Task brief:
Copy out each line featuring the string "伊豆の神社" from the entries beneath.

-- Start of Items --

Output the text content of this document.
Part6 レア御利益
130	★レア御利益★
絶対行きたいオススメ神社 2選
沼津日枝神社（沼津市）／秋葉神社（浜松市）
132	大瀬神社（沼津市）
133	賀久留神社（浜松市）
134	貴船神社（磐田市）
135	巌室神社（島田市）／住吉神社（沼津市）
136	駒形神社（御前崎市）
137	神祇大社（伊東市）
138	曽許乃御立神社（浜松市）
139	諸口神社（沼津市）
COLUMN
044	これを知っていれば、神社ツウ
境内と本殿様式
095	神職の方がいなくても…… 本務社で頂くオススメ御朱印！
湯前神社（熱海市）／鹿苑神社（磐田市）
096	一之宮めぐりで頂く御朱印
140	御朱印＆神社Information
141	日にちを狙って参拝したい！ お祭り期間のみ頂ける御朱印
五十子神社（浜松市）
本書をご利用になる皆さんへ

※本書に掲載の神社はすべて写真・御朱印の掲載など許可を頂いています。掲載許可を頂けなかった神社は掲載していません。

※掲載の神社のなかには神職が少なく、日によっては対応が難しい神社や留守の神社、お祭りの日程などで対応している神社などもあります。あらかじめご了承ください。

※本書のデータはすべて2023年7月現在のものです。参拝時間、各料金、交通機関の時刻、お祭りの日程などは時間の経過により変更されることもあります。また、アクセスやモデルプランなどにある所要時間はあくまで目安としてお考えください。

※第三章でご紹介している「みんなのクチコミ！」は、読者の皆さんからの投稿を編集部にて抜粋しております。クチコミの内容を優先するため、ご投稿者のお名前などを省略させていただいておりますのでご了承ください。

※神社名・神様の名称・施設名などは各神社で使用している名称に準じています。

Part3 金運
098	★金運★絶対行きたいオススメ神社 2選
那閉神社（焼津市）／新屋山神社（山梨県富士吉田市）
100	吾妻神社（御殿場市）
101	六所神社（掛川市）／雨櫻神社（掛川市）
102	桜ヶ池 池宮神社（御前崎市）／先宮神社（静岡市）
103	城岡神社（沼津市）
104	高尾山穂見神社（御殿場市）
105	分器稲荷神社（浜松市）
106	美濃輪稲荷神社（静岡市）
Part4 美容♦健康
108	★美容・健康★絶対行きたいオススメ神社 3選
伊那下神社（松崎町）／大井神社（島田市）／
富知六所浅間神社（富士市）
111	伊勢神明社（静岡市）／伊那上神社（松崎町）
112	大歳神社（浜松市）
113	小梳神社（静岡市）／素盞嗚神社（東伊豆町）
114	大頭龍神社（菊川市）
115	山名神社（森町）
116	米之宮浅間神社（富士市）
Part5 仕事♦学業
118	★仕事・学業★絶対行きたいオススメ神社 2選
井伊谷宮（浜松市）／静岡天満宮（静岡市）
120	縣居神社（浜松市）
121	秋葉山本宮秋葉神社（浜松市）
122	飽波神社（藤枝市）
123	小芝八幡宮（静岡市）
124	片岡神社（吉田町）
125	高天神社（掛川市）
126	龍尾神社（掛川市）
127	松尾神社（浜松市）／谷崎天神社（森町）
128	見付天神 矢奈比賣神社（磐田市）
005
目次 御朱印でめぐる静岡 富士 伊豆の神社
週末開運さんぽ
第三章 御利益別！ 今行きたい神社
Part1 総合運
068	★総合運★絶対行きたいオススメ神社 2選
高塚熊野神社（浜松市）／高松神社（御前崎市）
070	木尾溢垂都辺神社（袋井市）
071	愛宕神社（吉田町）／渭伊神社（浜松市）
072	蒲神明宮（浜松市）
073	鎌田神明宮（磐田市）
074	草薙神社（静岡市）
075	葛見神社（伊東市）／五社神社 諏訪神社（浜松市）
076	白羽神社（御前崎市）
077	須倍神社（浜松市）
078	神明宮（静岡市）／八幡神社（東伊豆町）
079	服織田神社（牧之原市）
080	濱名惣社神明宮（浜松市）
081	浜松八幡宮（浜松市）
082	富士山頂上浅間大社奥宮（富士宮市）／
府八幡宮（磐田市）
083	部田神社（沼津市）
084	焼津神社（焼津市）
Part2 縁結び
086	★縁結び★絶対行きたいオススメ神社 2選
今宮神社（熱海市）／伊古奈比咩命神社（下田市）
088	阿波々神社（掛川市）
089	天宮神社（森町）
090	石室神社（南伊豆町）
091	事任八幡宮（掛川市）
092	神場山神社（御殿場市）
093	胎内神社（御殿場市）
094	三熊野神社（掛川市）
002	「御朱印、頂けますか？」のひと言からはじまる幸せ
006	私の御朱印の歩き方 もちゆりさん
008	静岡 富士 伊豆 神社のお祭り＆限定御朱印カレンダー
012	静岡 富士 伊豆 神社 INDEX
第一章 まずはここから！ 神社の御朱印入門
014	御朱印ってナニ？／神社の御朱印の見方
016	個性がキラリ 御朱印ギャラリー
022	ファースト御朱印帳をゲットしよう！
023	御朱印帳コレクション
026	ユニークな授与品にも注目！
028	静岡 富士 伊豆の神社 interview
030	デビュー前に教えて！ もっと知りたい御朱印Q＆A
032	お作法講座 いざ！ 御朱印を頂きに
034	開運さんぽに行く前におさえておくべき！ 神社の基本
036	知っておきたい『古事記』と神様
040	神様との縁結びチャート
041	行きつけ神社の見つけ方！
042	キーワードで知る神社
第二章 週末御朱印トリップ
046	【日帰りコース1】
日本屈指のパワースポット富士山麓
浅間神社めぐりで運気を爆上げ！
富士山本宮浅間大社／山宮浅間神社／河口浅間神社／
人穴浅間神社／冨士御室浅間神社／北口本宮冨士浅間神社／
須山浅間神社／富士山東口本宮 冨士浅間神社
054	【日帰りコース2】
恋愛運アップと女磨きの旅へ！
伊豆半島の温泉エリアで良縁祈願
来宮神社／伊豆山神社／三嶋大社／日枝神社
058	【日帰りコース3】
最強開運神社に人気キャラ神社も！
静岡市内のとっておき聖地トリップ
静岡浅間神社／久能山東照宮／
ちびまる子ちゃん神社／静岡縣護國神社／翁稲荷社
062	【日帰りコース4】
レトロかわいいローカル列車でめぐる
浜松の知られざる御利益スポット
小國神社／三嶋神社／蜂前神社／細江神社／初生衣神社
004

-- End of Items --

Finished answer:
目次 御朱印でめぐる静岡 富士 伊豆の神社
028	静岡 富士 伊豆の神社 interview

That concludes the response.